- [Task goal] Of the lines below, how many hold the string "Setup"? Give only the number.

──────────

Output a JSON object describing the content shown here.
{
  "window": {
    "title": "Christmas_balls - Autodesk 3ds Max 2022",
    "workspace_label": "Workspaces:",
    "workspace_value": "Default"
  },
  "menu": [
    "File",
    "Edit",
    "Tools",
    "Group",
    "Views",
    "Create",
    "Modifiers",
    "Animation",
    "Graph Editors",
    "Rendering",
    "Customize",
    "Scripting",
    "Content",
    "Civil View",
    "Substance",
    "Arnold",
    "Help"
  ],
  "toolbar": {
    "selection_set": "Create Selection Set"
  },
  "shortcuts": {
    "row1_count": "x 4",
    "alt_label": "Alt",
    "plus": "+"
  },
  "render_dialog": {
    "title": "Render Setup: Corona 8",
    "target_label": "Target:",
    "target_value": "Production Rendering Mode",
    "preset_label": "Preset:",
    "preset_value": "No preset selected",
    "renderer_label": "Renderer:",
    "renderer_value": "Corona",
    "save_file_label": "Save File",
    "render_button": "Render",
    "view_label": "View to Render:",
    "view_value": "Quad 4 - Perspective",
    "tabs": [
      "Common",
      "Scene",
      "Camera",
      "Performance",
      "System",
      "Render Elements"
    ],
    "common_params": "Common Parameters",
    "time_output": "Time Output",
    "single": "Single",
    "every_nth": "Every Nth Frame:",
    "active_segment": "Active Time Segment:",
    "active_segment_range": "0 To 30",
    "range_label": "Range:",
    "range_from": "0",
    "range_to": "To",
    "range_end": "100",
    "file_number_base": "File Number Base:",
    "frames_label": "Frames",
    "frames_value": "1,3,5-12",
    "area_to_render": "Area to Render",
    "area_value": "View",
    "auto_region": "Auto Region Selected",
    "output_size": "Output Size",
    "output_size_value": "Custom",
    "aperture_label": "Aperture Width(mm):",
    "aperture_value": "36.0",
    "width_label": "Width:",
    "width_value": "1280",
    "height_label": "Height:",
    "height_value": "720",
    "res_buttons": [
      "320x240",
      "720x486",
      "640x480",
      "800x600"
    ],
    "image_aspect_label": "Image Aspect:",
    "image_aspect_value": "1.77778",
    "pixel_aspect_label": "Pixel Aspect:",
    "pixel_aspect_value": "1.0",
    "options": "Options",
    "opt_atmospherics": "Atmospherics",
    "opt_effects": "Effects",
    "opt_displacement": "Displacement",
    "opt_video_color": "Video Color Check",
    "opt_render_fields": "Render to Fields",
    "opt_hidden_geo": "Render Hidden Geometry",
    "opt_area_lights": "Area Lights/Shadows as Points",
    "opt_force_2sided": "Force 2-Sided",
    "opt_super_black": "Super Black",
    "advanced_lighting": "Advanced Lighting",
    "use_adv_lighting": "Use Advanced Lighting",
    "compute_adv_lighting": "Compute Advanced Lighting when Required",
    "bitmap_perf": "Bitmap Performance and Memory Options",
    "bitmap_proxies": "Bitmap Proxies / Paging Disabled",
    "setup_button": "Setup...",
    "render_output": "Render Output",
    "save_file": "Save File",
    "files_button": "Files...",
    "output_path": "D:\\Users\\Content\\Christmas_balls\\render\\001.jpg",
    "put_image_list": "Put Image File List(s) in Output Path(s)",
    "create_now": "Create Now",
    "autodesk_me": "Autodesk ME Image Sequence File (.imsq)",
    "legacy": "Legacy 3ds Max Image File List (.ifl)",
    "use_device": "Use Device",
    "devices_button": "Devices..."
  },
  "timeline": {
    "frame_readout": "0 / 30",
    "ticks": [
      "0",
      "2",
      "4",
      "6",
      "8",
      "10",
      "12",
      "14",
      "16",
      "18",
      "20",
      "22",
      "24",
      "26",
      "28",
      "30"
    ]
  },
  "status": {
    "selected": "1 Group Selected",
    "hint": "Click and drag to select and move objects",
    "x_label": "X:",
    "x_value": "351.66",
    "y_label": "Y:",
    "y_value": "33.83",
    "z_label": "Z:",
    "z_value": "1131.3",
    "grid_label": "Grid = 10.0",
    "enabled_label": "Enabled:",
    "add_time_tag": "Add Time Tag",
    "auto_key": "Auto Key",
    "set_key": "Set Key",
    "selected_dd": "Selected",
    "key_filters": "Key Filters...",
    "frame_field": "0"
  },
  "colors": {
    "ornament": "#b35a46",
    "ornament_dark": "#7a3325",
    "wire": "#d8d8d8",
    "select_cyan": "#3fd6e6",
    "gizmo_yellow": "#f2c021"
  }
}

──────────

- [Exercise response] 2